Extracted data entries
________________________________________

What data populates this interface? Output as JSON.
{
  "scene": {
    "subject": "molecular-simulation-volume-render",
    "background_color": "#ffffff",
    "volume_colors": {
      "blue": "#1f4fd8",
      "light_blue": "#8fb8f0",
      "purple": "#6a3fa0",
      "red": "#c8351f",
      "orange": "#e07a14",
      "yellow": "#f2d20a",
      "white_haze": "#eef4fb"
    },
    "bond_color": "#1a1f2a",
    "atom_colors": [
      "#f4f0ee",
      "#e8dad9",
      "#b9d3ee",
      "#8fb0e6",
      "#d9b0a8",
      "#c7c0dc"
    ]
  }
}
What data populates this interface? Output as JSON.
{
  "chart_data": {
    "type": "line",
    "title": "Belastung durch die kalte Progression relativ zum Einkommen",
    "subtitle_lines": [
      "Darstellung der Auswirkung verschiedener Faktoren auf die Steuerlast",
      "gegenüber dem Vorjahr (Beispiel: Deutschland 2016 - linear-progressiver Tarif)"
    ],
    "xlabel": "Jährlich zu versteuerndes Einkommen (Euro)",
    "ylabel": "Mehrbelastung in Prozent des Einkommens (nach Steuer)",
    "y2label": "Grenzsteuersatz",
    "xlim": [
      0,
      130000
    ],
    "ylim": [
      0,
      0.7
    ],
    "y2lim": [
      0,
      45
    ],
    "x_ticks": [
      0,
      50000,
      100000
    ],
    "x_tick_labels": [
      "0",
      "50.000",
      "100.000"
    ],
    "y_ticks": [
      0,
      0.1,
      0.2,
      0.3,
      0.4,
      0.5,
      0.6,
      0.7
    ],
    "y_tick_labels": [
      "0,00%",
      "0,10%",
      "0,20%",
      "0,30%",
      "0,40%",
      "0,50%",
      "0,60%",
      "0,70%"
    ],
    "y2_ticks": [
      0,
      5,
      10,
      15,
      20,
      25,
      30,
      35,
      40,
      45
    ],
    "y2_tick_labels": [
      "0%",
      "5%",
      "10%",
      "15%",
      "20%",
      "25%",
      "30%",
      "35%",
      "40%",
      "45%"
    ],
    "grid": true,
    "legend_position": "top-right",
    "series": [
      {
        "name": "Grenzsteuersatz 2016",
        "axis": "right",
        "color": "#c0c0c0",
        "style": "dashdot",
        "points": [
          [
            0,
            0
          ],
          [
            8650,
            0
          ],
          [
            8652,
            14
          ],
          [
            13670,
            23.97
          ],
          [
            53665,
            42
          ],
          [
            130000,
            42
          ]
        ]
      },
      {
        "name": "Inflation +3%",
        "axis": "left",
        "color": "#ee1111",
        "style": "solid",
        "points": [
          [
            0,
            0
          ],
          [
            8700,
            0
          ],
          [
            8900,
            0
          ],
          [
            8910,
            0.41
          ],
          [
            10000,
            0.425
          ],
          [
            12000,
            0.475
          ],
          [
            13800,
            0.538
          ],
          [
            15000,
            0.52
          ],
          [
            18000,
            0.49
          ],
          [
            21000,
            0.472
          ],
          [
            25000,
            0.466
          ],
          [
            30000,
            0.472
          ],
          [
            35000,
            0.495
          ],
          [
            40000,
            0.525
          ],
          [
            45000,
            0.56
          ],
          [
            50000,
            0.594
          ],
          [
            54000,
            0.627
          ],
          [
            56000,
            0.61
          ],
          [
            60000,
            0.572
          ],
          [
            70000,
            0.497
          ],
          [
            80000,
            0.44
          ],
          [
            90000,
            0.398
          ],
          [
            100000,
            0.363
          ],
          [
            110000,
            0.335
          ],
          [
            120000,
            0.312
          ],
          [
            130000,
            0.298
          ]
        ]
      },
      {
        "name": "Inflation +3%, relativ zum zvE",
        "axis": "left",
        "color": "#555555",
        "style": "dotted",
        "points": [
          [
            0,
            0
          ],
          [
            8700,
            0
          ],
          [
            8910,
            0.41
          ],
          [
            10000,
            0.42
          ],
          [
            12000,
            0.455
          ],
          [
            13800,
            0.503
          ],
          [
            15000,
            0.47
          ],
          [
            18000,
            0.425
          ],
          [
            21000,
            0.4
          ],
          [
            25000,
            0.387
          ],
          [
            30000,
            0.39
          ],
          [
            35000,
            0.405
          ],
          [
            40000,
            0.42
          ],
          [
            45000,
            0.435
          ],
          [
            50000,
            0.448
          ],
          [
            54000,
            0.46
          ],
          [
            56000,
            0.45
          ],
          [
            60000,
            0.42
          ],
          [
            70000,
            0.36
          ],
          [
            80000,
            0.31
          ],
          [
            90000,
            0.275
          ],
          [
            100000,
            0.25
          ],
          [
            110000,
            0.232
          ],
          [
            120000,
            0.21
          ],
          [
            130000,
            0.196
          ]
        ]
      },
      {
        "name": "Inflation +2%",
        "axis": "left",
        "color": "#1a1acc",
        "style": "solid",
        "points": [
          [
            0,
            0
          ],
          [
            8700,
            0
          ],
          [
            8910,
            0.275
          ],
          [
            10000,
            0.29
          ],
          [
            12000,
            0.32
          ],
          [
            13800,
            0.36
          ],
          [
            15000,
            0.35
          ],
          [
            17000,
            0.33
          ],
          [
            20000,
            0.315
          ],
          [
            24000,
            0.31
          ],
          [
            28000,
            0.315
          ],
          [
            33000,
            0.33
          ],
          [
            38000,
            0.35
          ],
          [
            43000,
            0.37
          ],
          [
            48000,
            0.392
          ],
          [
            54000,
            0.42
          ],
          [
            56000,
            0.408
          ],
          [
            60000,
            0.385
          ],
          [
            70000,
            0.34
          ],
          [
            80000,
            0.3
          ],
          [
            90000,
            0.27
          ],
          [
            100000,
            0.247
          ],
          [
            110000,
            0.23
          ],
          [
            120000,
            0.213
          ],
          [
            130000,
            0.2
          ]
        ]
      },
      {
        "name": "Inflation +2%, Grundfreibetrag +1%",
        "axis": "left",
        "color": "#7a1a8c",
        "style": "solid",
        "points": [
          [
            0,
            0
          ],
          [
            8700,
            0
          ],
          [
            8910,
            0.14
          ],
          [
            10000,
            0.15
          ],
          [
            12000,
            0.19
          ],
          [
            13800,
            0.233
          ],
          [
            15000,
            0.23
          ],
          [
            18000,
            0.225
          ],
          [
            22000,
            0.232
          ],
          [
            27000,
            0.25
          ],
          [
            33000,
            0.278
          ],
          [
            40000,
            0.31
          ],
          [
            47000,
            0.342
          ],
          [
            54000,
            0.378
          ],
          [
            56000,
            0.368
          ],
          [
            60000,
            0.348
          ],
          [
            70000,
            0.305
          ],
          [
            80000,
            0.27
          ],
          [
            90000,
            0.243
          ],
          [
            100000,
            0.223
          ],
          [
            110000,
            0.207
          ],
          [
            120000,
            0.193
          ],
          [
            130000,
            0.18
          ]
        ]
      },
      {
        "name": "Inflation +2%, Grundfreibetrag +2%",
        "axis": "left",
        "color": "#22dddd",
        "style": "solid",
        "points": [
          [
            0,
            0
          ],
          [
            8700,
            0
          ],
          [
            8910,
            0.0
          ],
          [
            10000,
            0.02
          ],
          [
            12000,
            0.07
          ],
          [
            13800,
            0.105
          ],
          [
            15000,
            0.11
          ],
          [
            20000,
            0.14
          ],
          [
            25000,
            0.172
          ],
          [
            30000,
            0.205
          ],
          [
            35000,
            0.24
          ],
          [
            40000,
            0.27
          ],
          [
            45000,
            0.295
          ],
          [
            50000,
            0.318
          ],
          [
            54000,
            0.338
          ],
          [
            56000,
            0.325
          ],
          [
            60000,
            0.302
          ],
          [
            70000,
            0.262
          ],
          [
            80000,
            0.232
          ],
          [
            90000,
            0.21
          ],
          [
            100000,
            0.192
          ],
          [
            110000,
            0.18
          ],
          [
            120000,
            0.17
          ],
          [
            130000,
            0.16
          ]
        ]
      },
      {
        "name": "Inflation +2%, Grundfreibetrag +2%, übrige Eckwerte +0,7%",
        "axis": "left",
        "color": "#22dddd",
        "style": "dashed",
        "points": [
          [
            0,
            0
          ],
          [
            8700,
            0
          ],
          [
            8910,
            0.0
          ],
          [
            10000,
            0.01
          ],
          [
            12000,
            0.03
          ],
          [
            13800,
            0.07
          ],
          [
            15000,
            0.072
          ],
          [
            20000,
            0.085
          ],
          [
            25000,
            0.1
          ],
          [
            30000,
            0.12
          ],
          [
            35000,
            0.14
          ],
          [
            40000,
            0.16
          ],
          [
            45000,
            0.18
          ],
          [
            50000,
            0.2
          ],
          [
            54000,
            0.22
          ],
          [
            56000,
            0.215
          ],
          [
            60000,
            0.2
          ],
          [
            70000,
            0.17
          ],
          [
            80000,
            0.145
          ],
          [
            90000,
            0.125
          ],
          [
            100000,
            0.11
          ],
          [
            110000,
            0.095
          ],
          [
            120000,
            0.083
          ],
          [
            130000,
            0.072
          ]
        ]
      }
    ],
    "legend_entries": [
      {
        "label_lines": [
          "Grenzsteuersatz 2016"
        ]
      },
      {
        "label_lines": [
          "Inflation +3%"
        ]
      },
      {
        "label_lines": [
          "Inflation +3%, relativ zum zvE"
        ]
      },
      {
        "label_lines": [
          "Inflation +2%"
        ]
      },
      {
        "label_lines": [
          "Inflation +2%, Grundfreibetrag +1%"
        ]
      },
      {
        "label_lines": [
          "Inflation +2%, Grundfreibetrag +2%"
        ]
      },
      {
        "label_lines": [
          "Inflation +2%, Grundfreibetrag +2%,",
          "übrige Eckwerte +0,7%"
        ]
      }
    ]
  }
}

________________________________________

- _Problem to solve_
Identify the lines in the entries above that contain "right", then copy them out.

- _Answer to the task_
    "legend_position": "top-right",
        "axis": "right",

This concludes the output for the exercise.